>> start

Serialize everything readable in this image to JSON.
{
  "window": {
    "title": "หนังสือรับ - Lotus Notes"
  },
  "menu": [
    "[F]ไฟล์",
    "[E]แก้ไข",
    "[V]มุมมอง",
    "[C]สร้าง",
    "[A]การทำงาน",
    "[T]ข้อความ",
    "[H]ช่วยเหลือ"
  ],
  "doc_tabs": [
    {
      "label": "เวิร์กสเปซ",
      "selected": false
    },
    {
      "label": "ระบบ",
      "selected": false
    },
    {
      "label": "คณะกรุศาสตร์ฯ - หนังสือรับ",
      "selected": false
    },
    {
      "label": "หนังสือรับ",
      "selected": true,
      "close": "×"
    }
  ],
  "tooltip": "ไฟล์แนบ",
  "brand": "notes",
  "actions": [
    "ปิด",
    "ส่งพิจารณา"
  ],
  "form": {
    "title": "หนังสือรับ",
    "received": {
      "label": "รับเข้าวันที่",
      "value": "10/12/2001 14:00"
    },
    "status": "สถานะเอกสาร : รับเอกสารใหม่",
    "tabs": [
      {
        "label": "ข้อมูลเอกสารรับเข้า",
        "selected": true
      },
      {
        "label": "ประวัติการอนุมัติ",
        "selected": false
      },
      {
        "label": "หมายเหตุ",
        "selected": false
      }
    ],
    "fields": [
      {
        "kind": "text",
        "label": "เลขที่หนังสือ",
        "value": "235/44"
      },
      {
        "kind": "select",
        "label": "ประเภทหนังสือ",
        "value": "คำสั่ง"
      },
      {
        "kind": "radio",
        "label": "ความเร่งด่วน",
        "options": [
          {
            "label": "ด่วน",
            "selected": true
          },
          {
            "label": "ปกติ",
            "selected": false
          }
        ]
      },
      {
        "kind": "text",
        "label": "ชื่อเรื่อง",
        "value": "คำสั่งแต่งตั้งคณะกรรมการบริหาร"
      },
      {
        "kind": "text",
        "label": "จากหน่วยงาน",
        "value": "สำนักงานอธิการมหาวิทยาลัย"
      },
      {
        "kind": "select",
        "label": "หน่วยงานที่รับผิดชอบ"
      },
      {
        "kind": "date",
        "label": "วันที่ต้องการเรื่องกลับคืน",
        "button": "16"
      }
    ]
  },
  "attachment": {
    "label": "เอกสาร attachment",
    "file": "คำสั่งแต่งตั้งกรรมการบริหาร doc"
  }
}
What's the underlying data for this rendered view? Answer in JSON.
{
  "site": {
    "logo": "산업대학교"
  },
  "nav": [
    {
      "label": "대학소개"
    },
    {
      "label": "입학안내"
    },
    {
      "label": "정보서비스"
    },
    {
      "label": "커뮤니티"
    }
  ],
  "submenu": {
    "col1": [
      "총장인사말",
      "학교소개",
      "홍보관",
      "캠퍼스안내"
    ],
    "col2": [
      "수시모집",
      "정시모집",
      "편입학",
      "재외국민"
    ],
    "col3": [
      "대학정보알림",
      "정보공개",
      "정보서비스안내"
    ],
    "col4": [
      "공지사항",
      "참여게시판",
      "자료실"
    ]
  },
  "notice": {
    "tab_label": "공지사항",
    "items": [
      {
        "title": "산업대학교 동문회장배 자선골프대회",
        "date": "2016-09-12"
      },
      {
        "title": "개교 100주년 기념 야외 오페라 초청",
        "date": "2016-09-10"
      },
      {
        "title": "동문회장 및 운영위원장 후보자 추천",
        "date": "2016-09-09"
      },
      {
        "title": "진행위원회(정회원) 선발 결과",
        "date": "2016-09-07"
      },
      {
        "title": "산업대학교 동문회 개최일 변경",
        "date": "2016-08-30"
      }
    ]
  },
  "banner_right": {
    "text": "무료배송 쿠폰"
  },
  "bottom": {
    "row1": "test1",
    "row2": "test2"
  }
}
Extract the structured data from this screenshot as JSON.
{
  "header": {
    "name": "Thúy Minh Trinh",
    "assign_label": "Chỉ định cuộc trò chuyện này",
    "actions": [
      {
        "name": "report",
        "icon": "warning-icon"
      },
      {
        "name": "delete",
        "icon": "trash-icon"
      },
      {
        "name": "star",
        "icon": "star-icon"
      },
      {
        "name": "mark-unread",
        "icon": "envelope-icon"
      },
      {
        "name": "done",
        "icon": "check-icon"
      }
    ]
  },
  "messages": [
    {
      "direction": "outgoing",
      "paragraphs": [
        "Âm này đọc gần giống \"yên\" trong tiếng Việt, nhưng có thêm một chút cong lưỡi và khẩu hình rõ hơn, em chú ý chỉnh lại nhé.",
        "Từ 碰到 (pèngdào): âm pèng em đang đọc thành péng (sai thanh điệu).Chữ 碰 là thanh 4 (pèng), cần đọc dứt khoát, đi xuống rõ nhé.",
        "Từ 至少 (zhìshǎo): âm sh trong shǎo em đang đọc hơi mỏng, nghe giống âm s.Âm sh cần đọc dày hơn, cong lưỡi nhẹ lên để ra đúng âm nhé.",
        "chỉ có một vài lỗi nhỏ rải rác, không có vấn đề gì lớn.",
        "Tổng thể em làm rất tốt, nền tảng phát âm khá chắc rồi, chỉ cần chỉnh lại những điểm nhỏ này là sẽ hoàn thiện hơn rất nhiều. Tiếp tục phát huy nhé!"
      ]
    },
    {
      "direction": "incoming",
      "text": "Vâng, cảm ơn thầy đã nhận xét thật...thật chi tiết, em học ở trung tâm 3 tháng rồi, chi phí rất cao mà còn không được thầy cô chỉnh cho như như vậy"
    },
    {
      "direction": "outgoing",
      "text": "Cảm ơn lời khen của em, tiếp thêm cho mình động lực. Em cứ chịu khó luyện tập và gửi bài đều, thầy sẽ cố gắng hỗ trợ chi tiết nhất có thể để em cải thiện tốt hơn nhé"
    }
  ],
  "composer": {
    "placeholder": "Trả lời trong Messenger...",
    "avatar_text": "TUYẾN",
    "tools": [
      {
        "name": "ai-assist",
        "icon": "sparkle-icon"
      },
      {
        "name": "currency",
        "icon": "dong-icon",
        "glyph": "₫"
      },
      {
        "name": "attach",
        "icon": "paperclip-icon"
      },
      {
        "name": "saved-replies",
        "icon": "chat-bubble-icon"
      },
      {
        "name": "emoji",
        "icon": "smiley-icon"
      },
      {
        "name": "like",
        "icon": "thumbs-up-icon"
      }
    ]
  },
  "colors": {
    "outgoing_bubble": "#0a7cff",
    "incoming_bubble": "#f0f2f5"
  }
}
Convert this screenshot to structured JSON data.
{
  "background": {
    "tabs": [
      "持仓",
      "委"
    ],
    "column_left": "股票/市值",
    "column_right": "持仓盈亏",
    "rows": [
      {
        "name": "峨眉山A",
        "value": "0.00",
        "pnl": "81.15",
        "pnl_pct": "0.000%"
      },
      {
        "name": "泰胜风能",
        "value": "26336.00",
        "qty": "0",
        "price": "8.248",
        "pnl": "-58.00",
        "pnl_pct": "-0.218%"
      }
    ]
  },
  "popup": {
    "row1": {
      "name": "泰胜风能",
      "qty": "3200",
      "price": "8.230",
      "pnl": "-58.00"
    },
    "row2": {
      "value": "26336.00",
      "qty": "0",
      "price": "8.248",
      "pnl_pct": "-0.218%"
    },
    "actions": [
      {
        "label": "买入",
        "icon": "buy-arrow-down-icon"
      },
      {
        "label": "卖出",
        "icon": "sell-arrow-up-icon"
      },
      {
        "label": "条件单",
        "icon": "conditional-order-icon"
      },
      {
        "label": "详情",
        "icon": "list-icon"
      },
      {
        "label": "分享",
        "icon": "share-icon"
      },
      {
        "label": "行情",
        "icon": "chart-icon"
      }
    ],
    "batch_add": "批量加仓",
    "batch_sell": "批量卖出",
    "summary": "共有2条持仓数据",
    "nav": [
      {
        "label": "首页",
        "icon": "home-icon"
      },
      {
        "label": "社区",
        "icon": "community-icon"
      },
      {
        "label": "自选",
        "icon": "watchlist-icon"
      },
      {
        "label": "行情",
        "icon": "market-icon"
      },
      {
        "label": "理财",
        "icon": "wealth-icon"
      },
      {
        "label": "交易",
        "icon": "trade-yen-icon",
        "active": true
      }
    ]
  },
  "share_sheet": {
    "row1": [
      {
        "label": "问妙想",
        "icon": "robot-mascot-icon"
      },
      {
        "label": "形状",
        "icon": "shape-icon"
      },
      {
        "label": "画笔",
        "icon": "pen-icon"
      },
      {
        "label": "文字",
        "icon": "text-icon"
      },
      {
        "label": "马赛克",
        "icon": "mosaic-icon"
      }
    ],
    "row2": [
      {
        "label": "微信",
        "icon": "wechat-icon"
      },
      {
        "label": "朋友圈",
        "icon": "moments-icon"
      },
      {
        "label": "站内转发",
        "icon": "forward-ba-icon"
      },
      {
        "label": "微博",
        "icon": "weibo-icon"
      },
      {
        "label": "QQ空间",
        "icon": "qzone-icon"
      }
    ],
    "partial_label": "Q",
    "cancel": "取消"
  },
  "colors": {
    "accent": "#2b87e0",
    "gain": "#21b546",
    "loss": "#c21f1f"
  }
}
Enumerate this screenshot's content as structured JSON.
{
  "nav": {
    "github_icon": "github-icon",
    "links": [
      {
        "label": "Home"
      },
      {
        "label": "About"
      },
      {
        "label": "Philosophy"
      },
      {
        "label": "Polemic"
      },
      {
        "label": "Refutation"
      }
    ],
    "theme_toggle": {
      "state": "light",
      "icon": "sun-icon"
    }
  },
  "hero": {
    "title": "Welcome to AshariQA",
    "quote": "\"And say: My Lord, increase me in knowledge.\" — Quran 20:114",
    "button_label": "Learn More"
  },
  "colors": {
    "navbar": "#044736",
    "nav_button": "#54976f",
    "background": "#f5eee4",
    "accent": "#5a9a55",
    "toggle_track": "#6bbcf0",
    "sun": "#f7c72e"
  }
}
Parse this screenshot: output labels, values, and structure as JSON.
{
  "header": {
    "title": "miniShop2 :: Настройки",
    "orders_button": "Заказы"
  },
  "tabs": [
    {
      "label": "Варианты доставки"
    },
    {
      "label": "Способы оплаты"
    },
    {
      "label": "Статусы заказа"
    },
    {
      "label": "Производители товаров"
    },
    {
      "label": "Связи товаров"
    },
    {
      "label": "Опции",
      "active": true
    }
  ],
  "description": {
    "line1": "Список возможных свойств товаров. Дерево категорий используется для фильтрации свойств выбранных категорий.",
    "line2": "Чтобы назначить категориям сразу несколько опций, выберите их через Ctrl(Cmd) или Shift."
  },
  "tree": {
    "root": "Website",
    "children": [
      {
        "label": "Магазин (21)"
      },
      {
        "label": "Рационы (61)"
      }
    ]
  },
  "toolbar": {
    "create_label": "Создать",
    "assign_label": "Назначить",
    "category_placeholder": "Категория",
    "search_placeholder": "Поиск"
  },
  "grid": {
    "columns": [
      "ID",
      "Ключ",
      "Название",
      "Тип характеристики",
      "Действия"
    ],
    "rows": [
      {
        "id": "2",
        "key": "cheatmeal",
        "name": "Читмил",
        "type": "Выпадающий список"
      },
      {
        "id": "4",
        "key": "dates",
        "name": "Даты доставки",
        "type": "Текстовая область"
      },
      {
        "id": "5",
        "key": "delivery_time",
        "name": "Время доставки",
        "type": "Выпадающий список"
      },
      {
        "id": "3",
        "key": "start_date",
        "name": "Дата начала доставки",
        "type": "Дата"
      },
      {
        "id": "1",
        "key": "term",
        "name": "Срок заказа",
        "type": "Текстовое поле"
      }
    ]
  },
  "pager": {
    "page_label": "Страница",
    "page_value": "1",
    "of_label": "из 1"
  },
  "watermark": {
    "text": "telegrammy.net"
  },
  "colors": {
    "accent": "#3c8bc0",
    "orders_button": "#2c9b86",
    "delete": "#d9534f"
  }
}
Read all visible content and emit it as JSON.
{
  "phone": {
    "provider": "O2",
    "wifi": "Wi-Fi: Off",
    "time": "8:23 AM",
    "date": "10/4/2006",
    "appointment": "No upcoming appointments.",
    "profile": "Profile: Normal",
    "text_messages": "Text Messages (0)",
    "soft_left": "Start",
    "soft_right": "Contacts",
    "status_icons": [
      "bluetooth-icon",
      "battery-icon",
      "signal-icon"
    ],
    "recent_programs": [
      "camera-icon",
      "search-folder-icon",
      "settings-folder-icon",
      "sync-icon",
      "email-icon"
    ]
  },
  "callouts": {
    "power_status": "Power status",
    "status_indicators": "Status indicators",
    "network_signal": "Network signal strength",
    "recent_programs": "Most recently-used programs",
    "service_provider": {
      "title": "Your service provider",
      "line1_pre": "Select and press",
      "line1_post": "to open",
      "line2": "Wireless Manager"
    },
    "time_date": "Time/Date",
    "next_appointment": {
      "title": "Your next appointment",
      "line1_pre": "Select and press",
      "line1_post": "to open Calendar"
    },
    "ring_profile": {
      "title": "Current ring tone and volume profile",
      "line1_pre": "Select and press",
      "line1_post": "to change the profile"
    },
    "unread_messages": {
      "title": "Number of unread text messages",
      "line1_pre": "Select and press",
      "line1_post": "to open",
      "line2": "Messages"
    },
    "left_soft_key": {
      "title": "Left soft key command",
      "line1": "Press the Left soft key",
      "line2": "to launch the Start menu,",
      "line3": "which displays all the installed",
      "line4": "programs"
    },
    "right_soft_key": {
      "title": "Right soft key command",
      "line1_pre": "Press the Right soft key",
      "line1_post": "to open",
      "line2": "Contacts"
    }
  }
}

>> end

▶ Problem to solve
Copy out every line in the entries above that holds "true".

▶ Solved problem
      "selected": true,
        "selected": true
            "selected": true
        "active": true
      "active": true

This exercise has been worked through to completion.